Objective: Copy, in full, each line of the material that holds the word "chevron".

** start Information supplied **

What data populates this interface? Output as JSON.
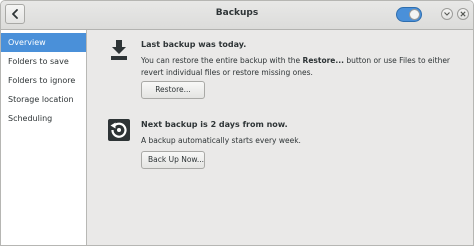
{
  "header": {
    "title": "Backups",
    "switch_on": true,
    "back_icon": "chevron-left-icon",
    "menu_icon": "chevron-down-icon",
    "close_icon": "close-icon"
  },
  "sidebar": {
    "items": [
      {
        "label": "Overview",
        "active": true
      },
      {
        "label": "Folders to save",
        "active": false
      },
      {
        "label": "Folders to ignore",
        "active": false
      },
      {
        "label": "Storage location",
        "active": false
      },
      {
        "label": "Scheduling",
        "active": false
      }
    ]
  },
  "last_backup": {
    "icon": "download-icon",
    "title": "Last backup was today.",
    "text": "You can restore the entire backup with the Restore... button or use Files to either revert individual files or restore missing ones.",
    "button": "Restore..."
  },
  "next_backup": {
    "icon": "clock-restore-icon",
    "title": "Next backup is 2 days from now.",
    "text": "A backup automatically starts every week.",
    "button": "Back Up Now..."
  },
  "colors": {
    "accent": "#4a90d9",
    "window_bg": "#eae9e8",
    "text": "#2e3436"
  }
}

** end Information supplied **

Result of the task:
    "back_icon": "chevron-left-icon",
    "menu_icon": "chevron-down-icon",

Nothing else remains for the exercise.